-- Start of PROVIDED ENTRIES --
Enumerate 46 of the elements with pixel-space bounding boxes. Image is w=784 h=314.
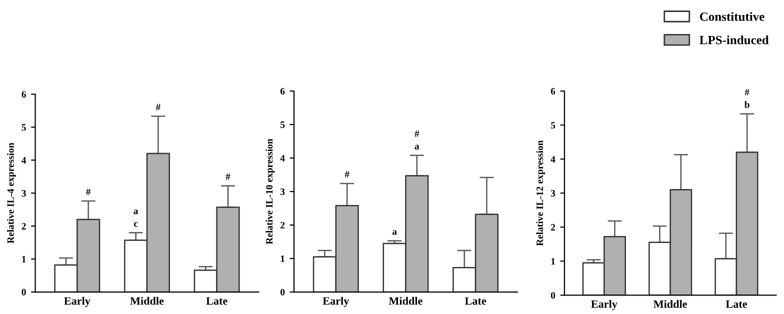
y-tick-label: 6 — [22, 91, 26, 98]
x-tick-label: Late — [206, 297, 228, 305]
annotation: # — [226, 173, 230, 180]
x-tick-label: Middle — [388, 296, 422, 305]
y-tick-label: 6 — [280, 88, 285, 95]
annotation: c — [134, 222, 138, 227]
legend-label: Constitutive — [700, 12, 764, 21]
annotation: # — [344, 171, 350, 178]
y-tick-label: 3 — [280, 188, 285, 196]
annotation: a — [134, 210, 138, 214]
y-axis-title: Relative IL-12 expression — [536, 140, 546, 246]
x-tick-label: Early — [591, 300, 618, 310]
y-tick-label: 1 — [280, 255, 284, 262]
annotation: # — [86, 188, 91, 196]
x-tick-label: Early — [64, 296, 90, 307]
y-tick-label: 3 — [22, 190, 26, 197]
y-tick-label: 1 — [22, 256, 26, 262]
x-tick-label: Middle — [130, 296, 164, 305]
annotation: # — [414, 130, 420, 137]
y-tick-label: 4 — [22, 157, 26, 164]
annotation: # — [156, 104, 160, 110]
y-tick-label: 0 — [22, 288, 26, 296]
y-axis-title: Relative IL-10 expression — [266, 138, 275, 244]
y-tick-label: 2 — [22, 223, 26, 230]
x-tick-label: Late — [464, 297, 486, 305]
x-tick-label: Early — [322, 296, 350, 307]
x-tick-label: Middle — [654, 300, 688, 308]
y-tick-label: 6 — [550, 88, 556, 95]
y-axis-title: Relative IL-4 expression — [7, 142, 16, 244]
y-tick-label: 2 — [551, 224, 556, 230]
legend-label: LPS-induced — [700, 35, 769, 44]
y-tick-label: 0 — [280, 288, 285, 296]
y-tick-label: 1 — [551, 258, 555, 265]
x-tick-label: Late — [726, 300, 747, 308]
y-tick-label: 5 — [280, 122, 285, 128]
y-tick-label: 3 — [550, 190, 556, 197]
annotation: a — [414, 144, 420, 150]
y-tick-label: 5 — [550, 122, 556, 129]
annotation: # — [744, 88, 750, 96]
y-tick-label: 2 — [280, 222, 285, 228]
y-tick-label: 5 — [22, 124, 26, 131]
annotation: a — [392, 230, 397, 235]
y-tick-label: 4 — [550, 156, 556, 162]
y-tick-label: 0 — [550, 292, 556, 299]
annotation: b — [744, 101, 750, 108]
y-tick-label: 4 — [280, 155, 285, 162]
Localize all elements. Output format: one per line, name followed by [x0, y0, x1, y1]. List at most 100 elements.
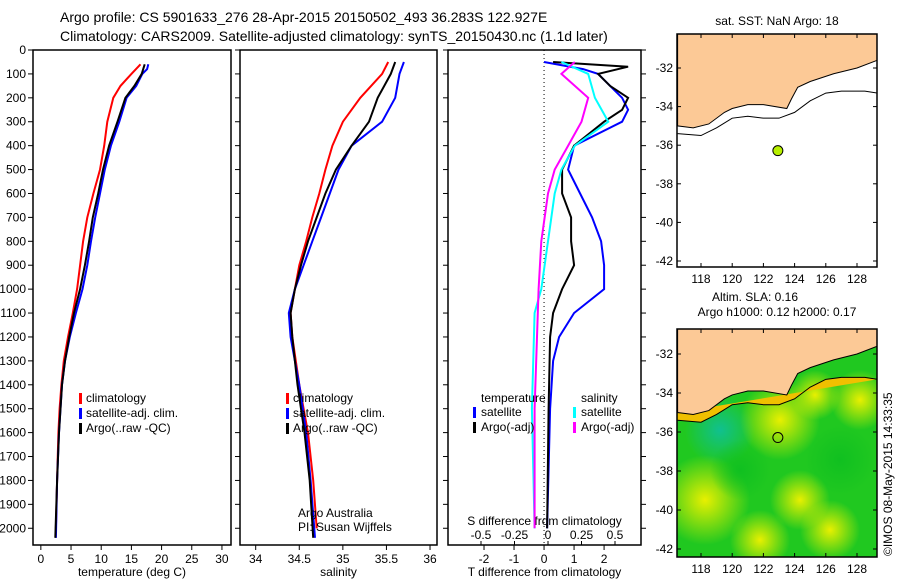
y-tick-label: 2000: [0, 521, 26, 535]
-- End of PROVIDED ENTRIES --
Copy all of the data above line for line without changing anything, but leave out the pictures.

* [SOLUTION]:
Enumerate 46 of the elements with pixel-space bounding boxes. Image is w=784 h=314.
y-tick-label: 6 — [22, 91, 26, 98]
x-tick-label: Late — [206, 297, 228, 305]
annotation: # — [226, 173, 230, 180]
x-tick-label: Middle — [388, 296, 422, 305]
y-tick-label: 6 — [280, 88, 285, 95]
annotation: c — [134, 222, 138, 227]
legend-label: Constitutive — [700, 12, 764, 21]
annotation: # — [344, 171, 350, 178]
y-tick-label: 3 — [280, 188, 285, 196]
annotation: a — [134, 210, 138, 214]
y-axis-title: Relative IL-12 expression — [536, 140, 546, 246]
x-tick-label: Early — [591, 300, 618, 310]
y-tick-label: 1 — [280, 255, 284, 262]
annotation: # — [86, 188, 91, 196]
x-tick-label: Early — [64, 296, 90, 307]
y-tick-label: 3 — [22, 190, 26, 197]
y-tick-label: 1 — [22, 256, 26, 262]
x-tick-label: Middle — [130, 296, 164, 305]
annotation: # — [414, 130, 420, 137]
y-tick-label: 4 — [22, 157, 26, 164]
annotation: # — [156, 104, 160, 110]
y-tick-label: 0 — [22, 288, 26, 296]
y-axis-title: Relative IL-10 expression — [266, 138, 275, 244]
y-tick-label: 2 — [22, 223, 26, 230]
x-tick-label: Late — [464, 297, 486, 305]
x-tick-label: Early — [322, 296, 350, 307]
x-tick-label: Middle — [654, 300, 688, 308]
y-tick-label: 6 — [550, 88, 556, 95]
y-axis-title: Relative IL-4 expression — [7, 142, 16, 244]
y-tick-label: 2 — [551, 224, 556, 230]
legend-label: LPS-induced — [700, 35, 769, 44]
y-tick-label: 0 — [280, 288, 285, 296]
y-tick-label: 1 — [551, 258, 555, 265]
x-tick-label: Late — [726, 300, 747, 308]
y-tick-label: 5 — [280, 122, 285, 128]
y-tick-label: 3 — [550, 190, 556, 197]
annotation: a — [414, 144, 420, 150]
y-tick-label: 5 — [550, 122, 556, 129]
annotation: # — [744, 88, 750, 96]
y-tick-label: 2 — [280, 222, 285, 228]
y-tick-label: 5 — [22, 124, 26, 131]
annotation: a — [392, 230, 397, 235]
y-tick-label: 4 — [550, 156, 556, 162]
y-tick-label: 0 — [550, 292, 556, 299]
annotation: b — [744, 101, 750, 108]
y-tick-label: 4 — [280, 155, 285, 162]
Localize all elements. Output format: one per line, name followed by [x0, y0, x1, y1]. List at most 100 elements.
y-tick-label: 2000: [0, 521, 26, 535]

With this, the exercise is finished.